-- Instructions to follow --
Please format every line in the records below as a numbered list, leaving out any blank lines.

-- Rows --

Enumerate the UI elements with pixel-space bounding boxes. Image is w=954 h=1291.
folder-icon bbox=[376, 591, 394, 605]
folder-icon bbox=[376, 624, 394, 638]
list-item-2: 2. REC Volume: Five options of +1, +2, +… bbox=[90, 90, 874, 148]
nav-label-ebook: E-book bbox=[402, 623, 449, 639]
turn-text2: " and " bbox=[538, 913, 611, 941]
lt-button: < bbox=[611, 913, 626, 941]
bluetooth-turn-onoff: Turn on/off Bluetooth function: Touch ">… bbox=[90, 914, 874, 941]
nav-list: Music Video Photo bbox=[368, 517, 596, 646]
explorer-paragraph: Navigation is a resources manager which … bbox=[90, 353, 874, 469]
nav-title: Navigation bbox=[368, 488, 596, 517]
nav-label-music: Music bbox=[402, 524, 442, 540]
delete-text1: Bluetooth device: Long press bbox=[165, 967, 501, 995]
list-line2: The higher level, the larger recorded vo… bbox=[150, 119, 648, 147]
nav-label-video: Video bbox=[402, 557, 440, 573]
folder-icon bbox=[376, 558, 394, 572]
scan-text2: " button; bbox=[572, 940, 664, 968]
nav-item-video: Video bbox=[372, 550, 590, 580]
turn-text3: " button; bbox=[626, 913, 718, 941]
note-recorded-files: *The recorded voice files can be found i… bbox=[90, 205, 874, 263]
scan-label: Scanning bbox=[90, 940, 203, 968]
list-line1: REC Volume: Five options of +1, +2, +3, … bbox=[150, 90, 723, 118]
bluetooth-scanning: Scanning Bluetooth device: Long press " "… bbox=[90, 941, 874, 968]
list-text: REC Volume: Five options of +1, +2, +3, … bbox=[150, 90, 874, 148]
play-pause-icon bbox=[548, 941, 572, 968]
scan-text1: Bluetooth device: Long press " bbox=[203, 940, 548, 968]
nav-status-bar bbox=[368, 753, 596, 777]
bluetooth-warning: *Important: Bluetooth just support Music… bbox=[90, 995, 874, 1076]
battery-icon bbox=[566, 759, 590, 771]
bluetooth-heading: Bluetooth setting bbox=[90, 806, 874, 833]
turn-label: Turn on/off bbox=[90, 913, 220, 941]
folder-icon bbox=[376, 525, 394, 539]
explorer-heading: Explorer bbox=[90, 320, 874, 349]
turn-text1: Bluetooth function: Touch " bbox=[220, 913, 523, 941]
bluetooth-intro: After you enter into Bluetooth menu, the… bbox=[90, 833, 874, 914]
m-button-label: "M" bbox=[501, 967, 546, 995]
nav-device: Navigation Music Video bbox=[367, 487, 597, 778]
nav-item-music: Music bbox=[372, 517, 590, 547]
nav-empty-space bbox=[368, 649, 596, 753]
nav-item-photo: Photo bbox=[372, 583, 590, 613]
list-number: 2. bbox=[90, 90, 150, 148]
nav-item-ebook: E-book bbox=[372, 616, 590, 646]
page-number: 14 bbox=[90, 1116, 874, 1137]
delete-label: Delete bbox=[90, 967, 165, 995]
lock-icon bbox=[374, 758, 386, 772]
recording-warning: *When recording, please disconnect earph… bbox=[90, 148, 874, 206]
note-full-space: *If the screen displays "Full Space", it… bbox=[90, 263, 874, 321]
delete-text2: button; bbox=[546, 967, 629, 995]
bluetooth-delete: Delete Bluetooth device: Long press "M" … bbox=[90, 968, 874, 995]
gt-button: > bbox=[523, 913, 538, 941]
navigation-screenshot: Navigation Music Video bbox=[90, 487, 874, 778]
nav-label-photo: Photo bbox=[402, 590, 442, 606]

-- Result of this task --
1. Enumerate the UI elements with pixel-space bounding boxes. Image is w=954 h=1291.
2. folder-icon bbox=[376, 591, 394, 605]
3. folder-icon bbox=[376, 624, 394, 638]
4. list-item-2: 2. REC Volume: Five options of +1, +2, +… bbox=[90, 90, 874, 148]
5. nav-label-ebook: E-book bbox=[402, 623, 449, 639]
6. turn-text2: " and " bbox=[538, 913, 611, 941]
7. lt-button: < bbox=[611, 913, 626, 941]
8. bluetooth-turn-onoff: Turn on/off Bluetooth function: Touch ">… bbox=[90, 914, 874, 941]
9. nav-list: Music Video Photo bbox=[368, 517, 596, 646]
10. explorer-paragraph: Navigation is a resources manager which … bbox=[90, 353, 874, 469]
11. nav-title: Navigation bbox=[368, 488, 596, 517]
12. nav-label-music: Music bbox=[402, 524, 442, 540]
13. delete-text1: Bluetooth device: Long press bbox=[165, 967, 501, 995]
14. list-line2: The higher level, the larger recorded vo… bbox=[150, 119, 648, 147]
15. nav-label-video: Video bbox=[402, 557, 440, 573]
16. folder-icon bbox=[376, 558, 394, 572]
17. scan-text2: " button; bbox=[572, 940, 664, 968]
18. nav-item-video: Video bbox=[372, 550, 590, 580]
19. turn-text3: " button; bbox=[626, 913, 718, 941]
20. note-recorded-files: *The recorded voice files can be found i… bbox=[90, 205, 874, 263]
21. scan-label: Scanning bbox=[90, 940, 203, 968]
22. list-line1: REC Volume: Five options of +1, +2, +3, … bbox=[150, 90, 723, 118]
23. bluetooth-scanning: Scanning Bluetooth device: Long press " "… bbox=[90, 941, 874, 968]
24. list-text: REC Volume: Five options of +1, +2, +3, … bbox=[150, 90, 874, 148]
25. play-pause-icon bbox=[548, 941, 572, 968]
26. scan-text1: Bluetooth device: Long press " bbox=[203, 940, 548, 968]
27. nav-status-bar bbox=[368, 753, 596, 777]
28. bluetooth-warning: *Important: Bluetooth just support Music… bbox=[90, 995, 874, 1076]
29. battery-icon bbox=[566, 759, 590, 771]
30. bluetooth-heading: Bluetooth setting bbox=[90, 806, 874, 833]
31. turn-label: Turn on/off bbox=[90, 913, 220, 941]
32. folder-icon bbox=[376, 525, 394, 539]
33. explorer-heading: Explorer bbox=[90, 320, 874, 349]
34. turn-text1: Bluetooth function: Touch " bbox=[220, 913, 523, 941]
35. bluetooth-intro: After you enter into Bluetooth menu, the… bbox=[90, 833, 874, 914]
36. m-button-label: "M" bbox=[501, 967, 546, 995]
37. nav-device: Navigation Music Video bbox=[367, 487, 597, 778]
38. nav-item-music: Music bbox=[372, 517, 590, 547]
39. nav-empty-space bbox=[368, 649, 596, 753]
40. nav-item-photo: Photo bbox=[372, 583, 590, 613]
41. list-number: 2. bbox=[90, 90, 150, 148]
42. nav-item-ebook: E-book bbox=[372, 616, 590, 646]
43. page-number: 14 bbox=[90, 1116, 874, 1137]
44. delete-label: Delete bbox=[90, 967, 165, 995]
45. lock-icon bbox=[374, 758, 386, 772]
46. recording-warning: *When recording, please disconnect earph… bbox=[90, 148, 874, 206]
47. note-full-space: *If the screen displays "Full Space", it… bbox=[90, 263, 874, 321]
48. delete-text2: button; bbox=[546, 967, 629, 995]
49. bluetooth-delete: Delete Bluetooth device: Long press "M" … bbox=[90, 968, 874, 995]
50. gt-button: > bbox=[523, 913, 538, 941]
51. navigation-screenshot: Navigation Music Video bbox=[90, 487, 874, 778]
52. nav-label-photo: Photo bbox=[402, 590, 442, 606]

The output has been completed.